__Text__:
· · · · ·

I’m going to begin this article by asking you to answer a survey question:
In the last 12 months, how often, if at all, have you visited a science museum or science centre?
- Once a month or more
- Several times in the past 12 months
- Once in the past 12 months
- Not in the past 12 months
- I have never visited a science museum or science centre
How long did it take you to choose an answer? You may have done it within just a few seconds, or you might have taken a minute or more. Why does it matter? Well, survey methodologists are increasingly interested in how long it takes respondents to answer questions, so-called ‘response latencies’. This is primarily because response latencies have the potential to be used as an indicator of data quality and also because they offer the potential to improve the cost-effectiveness of data collection. Time is money, as they say, and if we understand why some questions take longer to answer than others, it may be possible to reduce the length of interviews.
In cognitive psychology, response latencies have long been used as an indicator of attitude strength, with shorter latencies taken as indicative of more strongly held attitudes. For instance, a life-long fan of West Ham football club takes little time to respond to a question about her attitude to Tottenham Hotspur, because it is strong and readily accessible. However, if this same individual is asked to evaluate the government’s record on investment in ‘green technologies’, it may take considerably longer to formulate a response if she has not previously given the issue much thought. From this perspective, shorter response times are taken to indicate that an issue is salient to the respondent and that they have a strong attitude about it.
Alternatively, however, short latencies are argued to represent the amount of cognitive effort a respondent has expended in answering a question, with shorter response times indicating less effort and, therefore, a lower quality response. For example, if a respondent is asked a set of opinion questions using the same response scale, he might select the same answer to all questions, so-called ‘straight-lining’, rather than carefully thinking about each individual question and differentiating his answers accordingly. In both cases, the respondent has provided an answer that is acceptable in the context of the survey interview, but which is less accurate than it might have been had more cognitive effort been expended on the task.

· · · · ·

__Dataset content__:
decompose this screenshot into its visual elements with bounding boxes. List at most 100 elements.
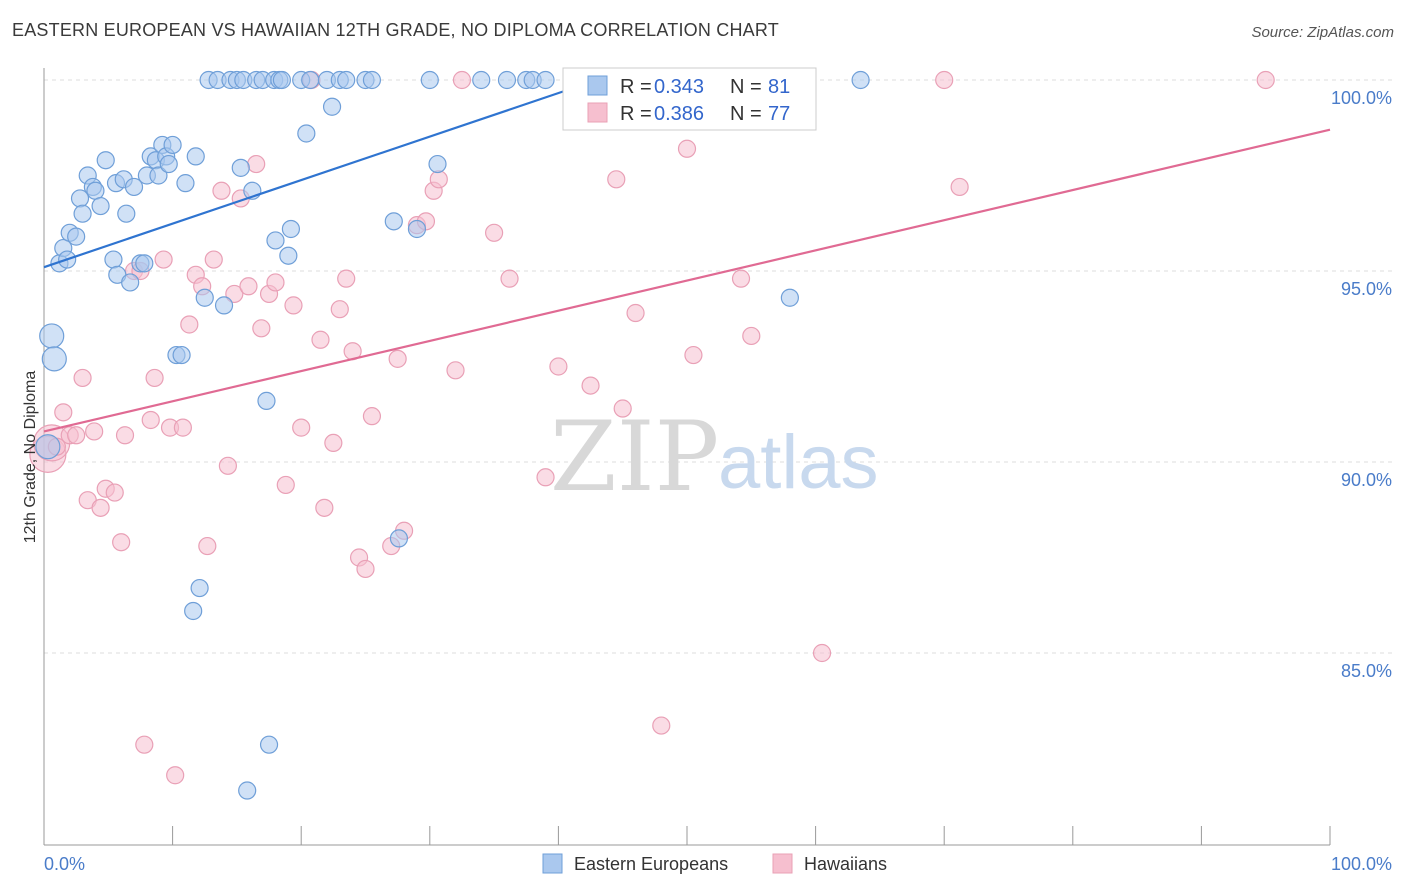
hawaiian-point (212, 181, 231, 200)
y-tick-labels: 85.0% 90.0% 95.0% 100.0% (1331, 88, 1392, 681)
hawaiian-point (731, 269, 751, 288)
eastern-european-point (104, 250, 123, 269)
watermark-atlas: atlas (718, 420, 879, 505)
eastern-european-point (73, 204, 92, 223)
bottom-legend-swatch-blue (542, 853, 563, 874)
eastern-european-point (190, 578, 209, 598)
hawaiian-point (173, 418, 192, 437)
hawaiian-point (324, 433, 343, 452)
hawaiian-point (452, 70, 472, 90)
watermark: ZIP atlas (550, 401, 879, 513)
eastern-european-point (91, 196, 110, 216)
eastern-european-point (780, 288, 799, 307)
hawaiian-point (677, 139, 697, 158)
hawaiian-point (684, 345, 703, 365)
hawaiian-point (239, 277, 258, 296)
hawaiian-point (141, 410, 160, 430)
hawaiian-point (85, 422, 104, 441)
eastern-european-point (259, 735, 279, 754)
eastern-european-point (389, 529, 409, 548)
hawaiian-point (337, 269, 356, 288)
hawaiian-point (145, 368, 164, 388)
hawaiian-point (626, 303, 645, 323)
eastern-european-point (337, 70, 356, 90)
legend-n-label-pink: N = (730, 103, 762, 125)
eastern-european-point (135, 254, 154, 273)
y-axis-label: 12th Grade, No Diploma (22, 371, 39, 544)
hawaiian-point (311, 330, 330, 349)
hawaiian-point (225, 284, 244, 304)
hawaiian-point (536, 468, 555, 487)
legend-r-label-blue: R = (620, 76, 652, 98)
legend-r-value-pink: 0.386 (654, 103, 704, 125)
eastern-european-point (231, 158, 250, 177)
hawaiian-point (362, 407, 382, 426)
hawaiians-points (29, 70, 1275, 785)
y-tick-label-95: 95.0% (1341, 279, 1392, 299)
hawaiian-point (73, 368, 92, 388)
hawaiian-point (292, 418, 311, 437)
hawaiian-point (284, 296, 303, 315)
eastern-european-point (172, 345, 191, 365)
y-tick-label-85: 85.0% (1341, 661, 1392, 681)
chart-title: EASTERN EUROPEAN VS HAWAIIAN 12TH GRADE,… (12, 20, 779, 40)
hawaiian-point (812, 643, 832, 663)
hawaiian-point (581, 376, 600, 395)
hawaiian-point (500, 269, 519, 288)
hawaiian-point (154, 250, 173, 269)
y-tick-label-100: 100.0% (1331, 88, 1392, 108)
eastern-european-point (41, 346, 67, 372)
hawaiian-point (204, 250, 223, 269)
legend-swatch-pink (587, 102, 608, 123)
legend-r-label-pink: R = (620, 103, 652, 125)
legend-box: R = 0.343 N = 81 R = 0.386 N = 77 (562, 67, 817, 131)
eastern-european-point (407, 219, 427, 239)
legend-n-value-blue: 81 (768, 76, 790, 98)
hawaiian-point (67, 426, 86, 445)
hawaiian-point (91, 498, 110, 517)
hawaiian-point (950, 177, 969, 197)
eastern-european-point (163, 135, 182, 155)
eastern-european-point (301, 70, 320, 90)
eastern-european-point (322, 97, 342, 116)
hawaiian-point (330, 300, 349, 319)
hawaiian-point (198, 536, 217, 556)
eastern-european-point (86, 181, 105, 200)
hawaiian-point (429, 170, 448, 189)
eastern-european-point (472, 70, 491, 90)
eastern-european-point (536, 70, 555, 90)
eastern-european-point (257, 391, 276, 410)
eastern-european-point (117, 204, 136, 223)
hawaiian-point (388, 349, 407, 368)
eastern-european-point (362, 70, 382, 90)
eastern-european-point (195, 288, 214, 307)
legend-r-value-blue: 0.343 (654, 76, 704, 98)
eastern-european-point (159, 154, 178, 174)
hawaiian-point (613, 399, 632, 418)
hawaiian-point (115, 426, 135, 445)
eastern-european-point (96, 151, 115, 170)
hawaiian-point (54, 403, 73, 422)
eastern-european-point (67, 227, 86, 246)
bottom-legend-label-blue: Eastern Europeans (574, 854, 728, 874)
hawaiian-point (446, 361, 465, 380)
eastern-european-point (214, 296, 234, 315)
hawaiian-point (607, 170, 626, 189)
eastern-european-point (297, 124, 316, 143)
eastern-european-point (384, 212, 403, 231)
eastern-european-point (124, 177, 144, 197)
hawaiian-point (485, 223, 504, 242)
hawaiian-point (1256, 70, 1275, 90)
hawaiian-point (266, 273, 285, 292)
hawaiian-point (356, 559, 375, 579)
eastern-european-point (184, 601, 203, 621)
hawaiian-point (112, 533, 131, 552)
bottom-legend: Eastern Europeans Hawaiians (542, 853, 887, 874)
x-ticks (172, 826, 1331, 845)
source-credit: Source: ZipAtlas.com (1251, 24, 1394, 41)
hawaiian-point (166, 766, 185, 785)
hawaiian-point (549, 357, 568, 376)
hawaiian-point (276, 475, 295, 495)
hawaiian-point (135, 735, 154, 754)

· · · · ·

__To be done__: Reproduce the article above on survey response latencies word for word, from its first sentence to its last.

__Answer for the task__:
I’m going to begin this article by asking you to answer a survey question:
In the last 12 months, how often, if at all, have you visited a science museum or science centre?
- Once a month or more
- Several times in the past 12 months
- Once in the past 12 months
- Not in the past 12 months
- I have never visited a science museum or science centre
How long did it take you to choose an answer? You may have done it within just a few seconds, or you might have taken a minute or more. Why does it matter? Well, survey methodologists are increasingly interested in how long it takes respondents to answer questions, so-called ‘response latencies’. This is primarily because response latencies have the potential to be used as an indicator of data quality and also because they offer the potential to improve the cost-effectiveness of data collection. Time is money, as they say, and if we understand why some questions take longer to answer than others, it may be possible to reduce the length of interviews.
In cognitive psychology, response latencies have long been used as an indicator of attitude strength, with shorter latencies taken as indicative of more strongly held attitudes. For instance, a life-long fan of West Ham football club takes little time to respond to a question about her attitude to Tottenham Hotspur, because it is strong and readily accessible. However, if this same individual is asked to evaluate the government’s record on investment in ‘green technologies’, it may take considerably longer to formulate a response if she has not previously given the issue much thought. From this perspective, shorter response times are taken to indicate that an issue is salient to the respondent and that they have a strong attitude about it.
Alternatively, however, short latencies are argued to represent the amount of cognitive effort a respondent has expended in answering a question, with shorter response times indicating less effort and, therefore, a lower quality response. For example, if a respondent is asked a set of opinion questions using the same response scale, he might select the same answer to all questions, so-called ‘straight-lining’, rather than carefully thinking about each individual question and differentiating his answers accordingly. In both cases, the respondent has provided an answer that is acceptable in the context of the survey interview, but which is less accurate than it might have been had more cognitive effort been expended on the task.